§ **Short task**
Write out the entries below once more, exactly, with the pictures left out.

§ **Data in this exercise**

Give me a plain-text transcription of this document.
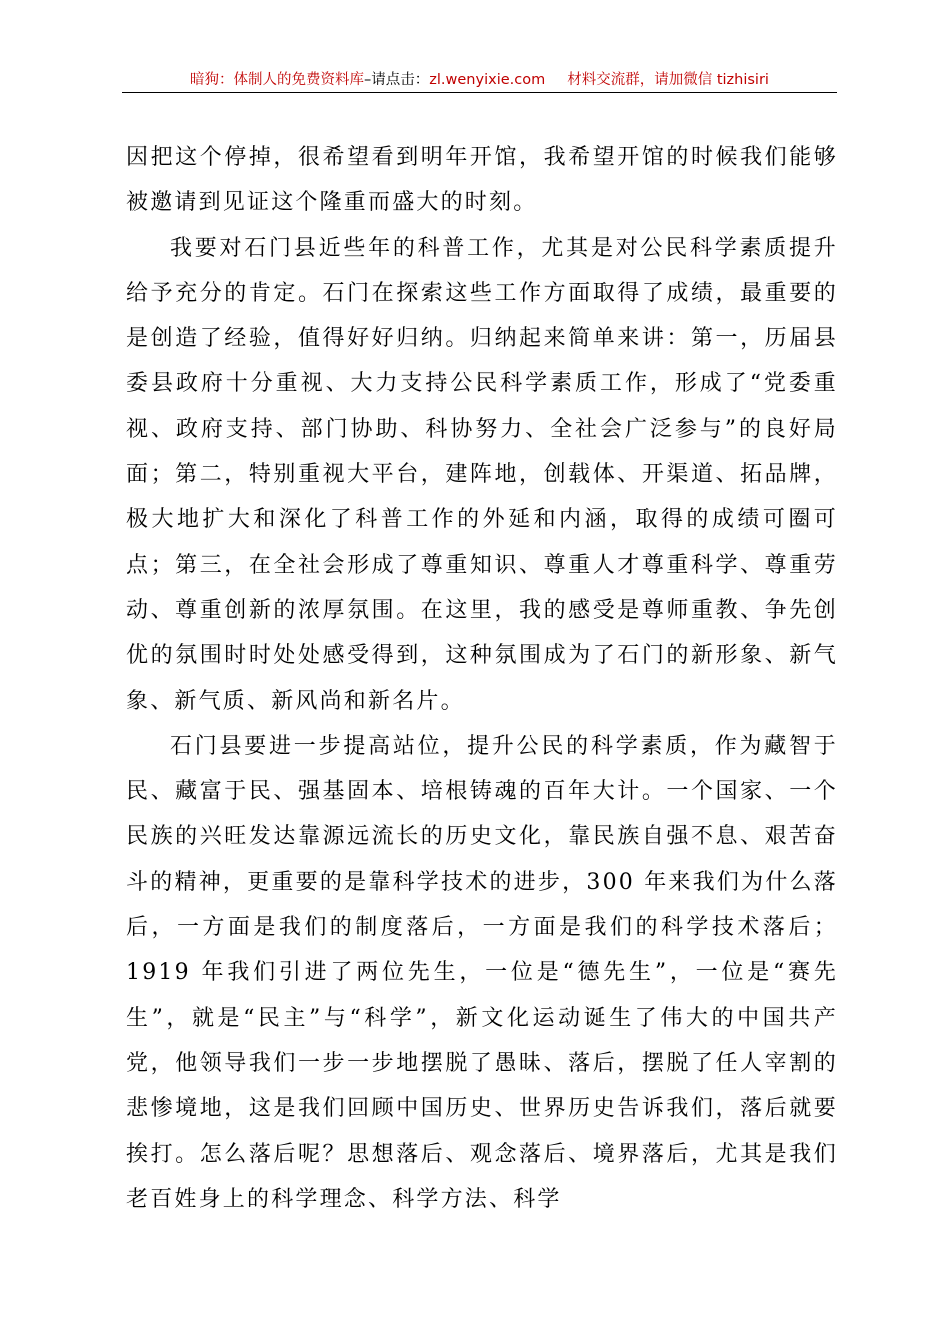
暗狗：体制人的免费资料库–请点击：zl.wenyixie.com 材料交流群，请加微信 tizhisiri

因把这个停掉，很希望看到明年开馆，我希望开馆的时候我们能够被邀请到见证这个隆重而盛大的时刻。

我要对石门县近些年的科普工作，尤其是对公民科学素质提升给予充分的肯定。石门在探索这些工作方面取得了成绩，最重要的是创造了经验，值得好好归纳。归纳起来简单来讲：第一，历届县委县政府十分重视、大力支持公民科学素质工作，形成了“党委重视、政府支持、部门协助、科协努力、全社会广泛参与”的良好局面；第二，特别重视大平台，建阵地，创载体、开渠道、拓品牌，极大地扩大和深化了科普工作的外延和内涵，取得的成绩可圈可点；第三，在全社会形成了尊重知识、尊重人才尊重科学、尊重劳动、尊重创新的浓厚氛围。在这里，我的感受是尊师重教、争先创优的氛围时时处处感受得到，这种氛围成为了石门的新形象、新气象、新气质、新风尚和新名片。

石门县要进一步提高站位，提升公民的科学素质，作为藏智于民、藏富于民、强基固本、培根铸魂的百年大计。一个国家、一个民族的兴旺发达靠源远流长的历史文化，靠民族自强不息、艰苦奋斗的精神，更重要的是靠科学技术的进步，300 年来我们为什么落后，一方面是我们的制度落后，一方面是我们的科学技术落后；1919 年我们引进了两位先生，一位是“德先生”，一位是“赛先生”，就是“民主”与“科学”，新文化运动诞生了伟大的中国共产党，他领导我们一步一步地摆脱了愚昧、落后，摆脱了任人宰割的悲惨境地，这是我们回顾中国历史、世界历史告诉我们，落后就要挨打。怎么落后呢？思想落后、观念落后、境界落后，尤其是我们老百姓身上的科学理念、科学方法、科学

§ **Exercise solution**
Give me a plain-text transcription of this document.
暗狗：体制人的免费资料库–请点击：zl.wenyixie.com 材料交流群，请加微信 tizhisiri

因把这个停掉，很希望看到明年开馆，我希望开馆的时候我们能够被邀请到见证这个隆重而盛大的时刻。

我要对石门县近些年的科普工作，尤其是对公民科学素质提升给予充分的肯定。石门在探索这些工作方面取得了成绩，最重要的是创造了经验，值得好好归纳。归纳起来简单来讲：第一，历届县委县政府十分重视、大力支持公民科学素质工作，形成了“党委重视、政府支持、部门协助、科协努力、全社会广泛参与”的良好局面；第二，特别重视大平台，建阵地，创载体、开渠道、拓品牌，极大地扩大和深化了科普工作的外延和内涵，取得的成绩可圈可点；第三，在全社会形成了尊重知识、尊重人才尊重科学、尊重劳动、尊重创新的浓厚氛围。在这里，我的感受是尊师重教、争先创优的氛围时时处处感受得到，这种氛围成为了石门的新形象、新气象、新气质、新风尚和新名片。

石门县要进一步提高站位，提升公民的科学素质，作为藏智于民、藏富于民、强基固本、培根铸魂的百年大计。一个国家、一个民族的兴旺发达靠源远流长的历史文化，靠民族自强不息、艰苦奋斗的精神，更重要的是靠科学技术的进步，300 年来我们为什么落后，一方面是我们的制度落后，一方面是我们的科学技术落后；1919 年我们引进了两位先生，一位是“德先生”，一位是“赛先生”，就是“民主”与“科学”，新文化运动诞生了伟大的中国共产党，他领导我们一步一步地摆脱了愚昧、落后，摆脱了任人宰割的悲惨境地，这是我们回顾中国历史、世界历史告诉我们，落后就要挨打。怎么落后呢？思想落后、观念落后、境界落后，尤其是我们老百姓身上的科学理念、科学方法、科学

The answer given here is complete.